> [Exercise]: Write out each line exactly as it stands, please.

[Extracted records]

━━━━

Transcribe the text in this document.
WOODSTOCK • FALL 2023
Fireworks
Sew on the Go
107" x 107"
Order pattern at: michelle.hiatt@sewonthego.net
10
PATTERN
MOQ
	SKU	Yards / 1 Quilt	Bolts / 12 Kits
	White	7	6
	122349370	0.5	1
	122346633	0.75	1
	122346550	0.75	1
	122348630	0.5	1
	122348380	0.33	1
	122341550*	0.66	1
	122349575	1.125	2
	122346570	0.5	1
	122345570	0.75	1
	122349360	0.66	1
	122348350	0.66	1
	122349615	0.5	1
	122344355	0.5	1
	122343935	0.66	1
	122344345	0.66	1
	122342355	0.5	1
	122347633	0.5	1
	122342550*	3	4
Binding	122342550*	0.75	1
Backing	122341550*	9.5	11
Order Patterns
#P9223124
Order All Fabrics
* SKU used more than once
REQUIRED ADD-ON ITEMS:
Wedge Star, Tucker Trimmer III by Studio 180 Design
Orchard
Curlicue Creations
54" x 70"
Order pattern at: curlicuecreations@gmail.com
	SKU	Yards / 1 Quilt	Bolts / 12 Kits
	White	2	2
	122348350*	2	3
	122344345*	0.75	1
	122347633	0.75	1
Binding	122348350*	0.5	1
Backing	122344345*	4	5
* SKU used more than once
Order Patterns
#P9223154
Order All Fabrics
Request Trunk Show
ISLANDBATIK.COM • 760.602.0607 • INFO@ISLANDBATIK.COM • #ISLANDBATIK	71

━━━━

> [Task output]:
Transcribe the text in this document.
WOODSTOCK • FALL 2023
Fireworks
Sew on the Go
107" x 107"
Order pattern at: michelle.hiatt@sewonthego.net
10
PATTERN
MOQ
	SKU	Yards / 1 Quilt	Bolts / 12 Kits
	White	7	6
	122349370	0.5	1
	122346633	0.75	1
	122346550	0.75	1
	122348630	0.5	1
	122348380	0.33	1
	122341550*	0.66	1
	122349575	1.125	2
	122346570	0.5	1
	122345570	0.75	1
	122349360	0.66	1
	122348350	0.66	1
	122349615	0.5	1
	122344355	0.5	1
	122343935	0.66	1
	122344345	0.66	1
	122342355	0.5	1
	122347633	0.5	1
	122342550*	3	4
Binding	122342550*	0.75	1
Backing	122341550*	9.5	11
Order Patterns
#P9223124
Order All Fabrics
* SKU used more than once
REQUIRED ADD-ON ITEMS:
Wedge Star, Tucker Trimmer III by Studio 180 Design
Orchard
Curlicue Creations
54" x 70"
Order pattern at: curlicuecreations@gmail.com
	SKU	Yards / 1 Quilt	Bolts / 12 Kits
	White	2	2
	122348350*	2	3
	122344345*	0.75	1
	122347633	0.75	1
Binding	122348350*	0.5	1
Backing	122344345*	4	5
* SKU used more than once
Order Patterns
#P9223154
Order All Fabrics
Request Trunk Show
ISLANDBATIK.COM • 760.602.0607 • INFO@ISLANDBATIK.COM • #ISLANDBATIK	71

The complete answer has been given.